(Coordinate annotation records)
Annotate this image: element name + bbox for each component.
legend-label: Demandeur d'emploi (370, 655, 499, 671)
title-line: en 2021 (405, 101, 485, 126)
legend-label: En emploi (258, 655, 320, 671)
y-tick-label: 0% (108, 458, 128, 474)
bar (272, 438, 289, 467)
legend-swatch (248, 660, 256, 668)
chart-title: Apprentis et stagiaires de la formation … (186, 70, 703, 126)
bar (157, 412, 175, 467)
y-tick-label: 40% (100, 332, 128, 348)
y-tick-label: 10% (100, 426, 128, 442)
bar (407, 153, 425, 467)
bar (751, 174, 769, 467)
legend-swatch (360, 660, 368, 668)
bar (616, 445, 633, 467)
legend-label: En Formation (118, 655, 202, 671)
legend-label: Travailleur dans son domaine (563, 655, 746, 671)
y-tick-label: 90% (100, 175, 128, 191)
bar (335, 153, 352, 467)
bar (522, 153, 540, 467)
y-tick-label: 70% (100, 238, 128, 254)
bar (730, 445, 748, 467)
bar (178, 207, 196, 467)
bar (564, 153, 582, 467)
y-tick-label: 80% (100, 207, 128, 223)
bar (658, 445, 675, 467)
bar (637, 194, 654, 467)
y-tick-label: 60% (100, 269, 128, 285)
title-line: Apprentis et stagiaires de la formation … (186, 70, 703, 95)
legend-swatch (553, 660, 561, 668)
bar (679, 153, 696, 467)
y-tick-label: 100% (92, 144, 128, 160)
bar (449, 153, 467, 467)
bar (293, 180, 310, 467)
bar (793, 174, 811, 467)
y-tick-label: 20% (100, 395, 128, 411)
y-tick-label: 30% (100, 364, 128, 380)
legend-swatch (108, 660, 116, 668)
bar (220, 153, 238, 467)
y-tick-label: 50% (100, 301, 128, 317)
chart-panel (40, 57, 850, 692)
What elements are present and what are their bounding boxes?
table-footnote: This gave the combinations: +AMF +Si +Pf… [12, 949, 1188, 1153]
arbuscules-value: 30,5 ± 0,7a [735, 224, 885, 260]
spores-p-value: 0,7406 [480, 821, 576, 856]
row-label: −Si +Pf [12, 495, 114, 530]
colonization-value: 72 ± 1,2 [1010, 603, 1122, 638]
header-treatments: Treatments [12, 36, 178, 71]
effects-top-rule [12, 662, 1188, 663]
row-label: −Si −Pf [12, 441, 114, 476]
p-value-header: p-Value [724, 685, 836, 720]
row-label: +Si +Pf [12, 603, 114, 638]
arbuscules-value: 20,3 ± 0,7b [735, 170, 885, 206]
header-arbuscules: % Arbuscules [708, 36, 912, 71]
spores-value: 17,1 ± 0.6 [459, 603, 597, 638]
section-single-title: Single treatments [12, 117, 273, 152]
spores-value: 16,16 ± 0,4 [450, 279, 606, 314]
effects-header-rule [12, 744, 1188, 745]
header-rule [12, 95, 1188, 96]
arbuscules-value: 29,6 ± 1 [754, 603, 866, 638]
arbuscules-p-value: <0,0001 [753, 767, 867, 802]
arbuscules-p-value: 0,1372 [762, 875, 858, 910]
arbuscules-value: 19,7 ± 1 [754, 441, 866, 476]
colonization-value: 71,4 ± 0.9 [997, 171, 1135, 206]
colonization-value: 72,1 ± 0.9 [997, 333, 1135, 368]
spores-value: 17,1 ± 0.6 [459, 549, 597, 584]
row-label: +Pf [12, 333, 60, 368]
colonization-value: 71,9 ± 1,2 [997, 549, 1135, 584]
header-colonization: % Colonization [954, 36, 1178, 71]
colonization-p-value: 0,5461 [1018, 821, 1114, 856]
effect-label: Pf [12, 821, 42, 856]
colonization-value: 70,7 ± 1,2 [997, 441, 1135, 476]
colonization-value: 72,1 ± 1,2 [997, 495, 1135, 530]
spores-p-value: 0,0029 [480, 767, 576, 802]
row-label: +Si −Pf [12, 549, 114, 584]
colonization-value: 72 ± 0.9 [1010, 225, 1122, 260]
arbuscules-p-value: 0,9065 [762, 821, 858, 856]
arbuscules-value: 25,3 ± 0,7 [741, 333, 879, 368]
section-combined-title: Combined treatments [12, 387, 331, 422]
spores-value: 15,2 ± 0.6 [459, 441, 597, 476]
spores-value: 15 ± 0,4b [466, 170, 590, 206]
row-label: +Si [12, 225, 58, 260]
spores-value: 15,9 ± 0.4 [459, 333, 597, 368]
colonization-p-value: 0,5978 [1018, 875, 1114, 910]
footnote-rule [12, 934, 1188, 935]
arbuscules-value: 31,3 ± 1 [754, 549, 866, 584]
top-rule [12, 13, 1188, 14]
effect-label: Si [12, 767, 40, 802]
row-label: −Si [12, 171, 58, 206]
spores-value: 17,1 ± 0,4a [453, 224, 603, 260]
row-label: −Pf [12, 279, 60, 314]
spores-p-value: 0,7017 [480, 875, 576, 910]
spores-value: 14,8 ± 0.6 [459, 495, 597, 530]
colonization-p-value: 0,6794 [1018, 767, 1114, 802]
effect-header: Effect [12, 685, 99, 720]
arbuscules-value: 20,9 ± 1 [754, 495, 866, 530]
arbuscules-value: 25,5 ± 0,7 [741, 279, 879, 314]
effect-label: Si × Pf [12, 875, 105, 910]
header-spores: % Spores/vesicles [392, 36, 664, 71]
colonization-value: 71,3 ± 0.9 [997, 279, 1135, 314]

**Work to complete**
Please reproduce every line of all the entries above without changing a single character.

**Finished task**
Annotate this image: element name + bbox for each component.
legend-label: Demandeur d'emploi (370, 655, 499, 671)
title-line: en 2021 (405, 101, 485, 126)
legend-label: En emploi (258, 655, 320, 671)
y-tick-label: 0% (108, 458, 128, 474)
bar (272, 438, 289, 467)
legend-swatch (248, 660, 256, 668)
chart-title: Apprentis et stagiaires de la formation … (186, 70, 703, 126)
bar (157, 412, 175, 467)
y-tick-label: 40% (100, 332, 128, 348)
y-tick-label: 10% (100, 426, 128, 442)
bar (407, 153, 425, 467)
bar (751, 174, 769, 467)
legend-swatch (360, 660, 368, 668)
bar (616, 445, 633, 467)
legend-label: En Formation (118, 655, 202, 671)
legend-label: Travailleur dans son domaine (563, 655, 746, 671)
y-tick-label: 90% (100, 175, 128, 191)
bar (335, 153, 352, 467)
bar (522, 153, 540, 467)
y-tick-label: 70% (100, 238, 128, 254)
bar (730, 445, 748, 467)
bar (178, 207, 196, 467)
bar (564, 153, 582, 467)
y-tick-label: 80% (100, 207, 128, 223)
bar (658, 445, 675, 467)
bar (637, 194, 654, 467)
y-tick-label: 60% (100, 269, 128, 285)
title-line: Apprentis et stagiaires de la formation … (186, 70, 703, 95)
legend-swatch (553, 660, 561, 668)
bar (679, 153, 696, 467)
y-tick-label: 100% (92, 144, 128, 160)
bar (449, 153, 467, 467)
bar (293, 180, 310, 467)
bar (793, 174, 811, 467)
y-tick-label: 20% (100, 395, 128, 411)
y-tick-label: 30% (100, 364, 128, 380)
legend-swatch (108, 660, 116, 668)
bar (220, 153, 238, 467)
y-tick-label: 50% (100, 301, 128, 317)
chart-panel (40, 57, 850, 692)
What elements are present and what are their bounding boxes?
table-footnote: This gave the combinations: +AMF +Si +Pf… [12, 949, 1188, 1153]
arbuscules-value: 30,5 ± 0,7a [735, 224, 885, 260]
spores-p-value: 0,7406 [480, 821, 576, 856]
row-label: −Si +Pf [12, 495, 114, 530]
colonization-value: 72 ± 1,2 [1010, 603, 1122, 638]
header-treatments: Treatments [12, 36, 178, 71]
effects-top-rule [12, 662, 1188, 663]
row-label: −Si −Pf [12, 441, 114, 476]
p-value-header: p-Value [724, 685, 836, 720]
row-label: +Si +Pf [12, 603, 114, 638]
arbuscules-value: 20,3 ± 0,7b [735, 170, 885, 206]
header-arbuscules: % Arbuscules [708, 36, 912, 71]
spores-value: 17,1 ± 0.6 [459, 603, 597, 638]
section-single-title: Single treatments [12, 117, 273, 152]
spores-value: 16,16 ± 0,4 [450, 279, 606, 314]
effects-header-rule [12, 744, 1188, 745]
header-rule [12, 95, 1188, 96]
arbuscules-value: 29,6 ± 1 [754, 603, 866, 638]
arbuscules-p-value: <0,0001 [753, 767, 867, 802]
arbuscules-p-value: 0,1372 [762, 875, 858, 910]
arbuscules-value: 19,7 ± 1 [754, 441, 866, 476]
colonization-value: 71,4 ± 0.9 [997, 171, 1135, 206]
colonization-value: 72,1 ± 0.9 [997, 333, 1135, 368]
spores-value: 17,1 ± 0.6 [459, 549, 597, 584]
row-label: +Pf [12, 333, 60, 368]
colonization-value: 71,9 ± 1,2 [997, 549, 1135, 584]
header-colonization: % Colonization [954, 36, 1178, 71]
colonization-p-value: 0,5461 [1018, 821, 1114, 856]
effect-label: Pf [12, 821, 42, 856]
colonization-value: 70,7 ± 1,2 [997, 441, 1135, 476]
colonization-value: 72,1 ± 1,2 [997, 495, 1135, 530]
spores-p-value: 0,0029 [480, 767, 576, 802]
row-label: +Si −Pf [12, 549, 114, 584]
colonization-value: 72 ± 0.9 [1010, 225, 1122, 260]
arbuscules-p-value: 0,9065 [762, 821, 858, 856]
arbuscules-value: 25,3 ± 0,7 [741, 333, 879, 368]
section-combined-title: Combined treatments [12, 387, 331, 422]
spores-value: 15,2 ± 0.6 [459, 441, 597, 476]
spores-value: 15 ± 0,4b [466, 170, 590, 206]
row-label: +Si [12, 225, 58, 260]
spores-value: 15,9 ± 0.4 [459, 333, 597, 368]
colonization-p-value: 0,5978 [1018, 875, 1114, 910]
footnote-rule [12, 934, 1188, 935]
arbuscules-value: 31,3 ± 1 [754, 549, 866, 584]
top-rule [12, 13, 1188, 14]
effect-label: Si [12, 767, 40, 802]
row-label: −Si [12, 171, 58, 206]
spores-value: 17,1 ± 0,4a [453, 224, 603, 260]
row-label: −Pf [12, 279, 60, 314]
spores-p-value: 0,7017 [480, 875, 576, 910]
spores-value: 14,8 ± 0.6 [459, 495, 597, 530]
colonization-p-value: 0,6794 [1018, 767, 1114, 802]
effect-header: Effect [12, 685, 99, 720]
arbuscules-value: 20,9 ± 1 [754, 495, 866, 530]
arbuscules-value: 25,5 ± 0,7 [741, 279, 879, 314]
effect-label: Si × Pf [12, 875, 105, 910]
header-spores: % Spores/vesicles [392, 36, 664, 71]
colonization-value: 71,3 ± 0.9 [997, 279, 1135, 314]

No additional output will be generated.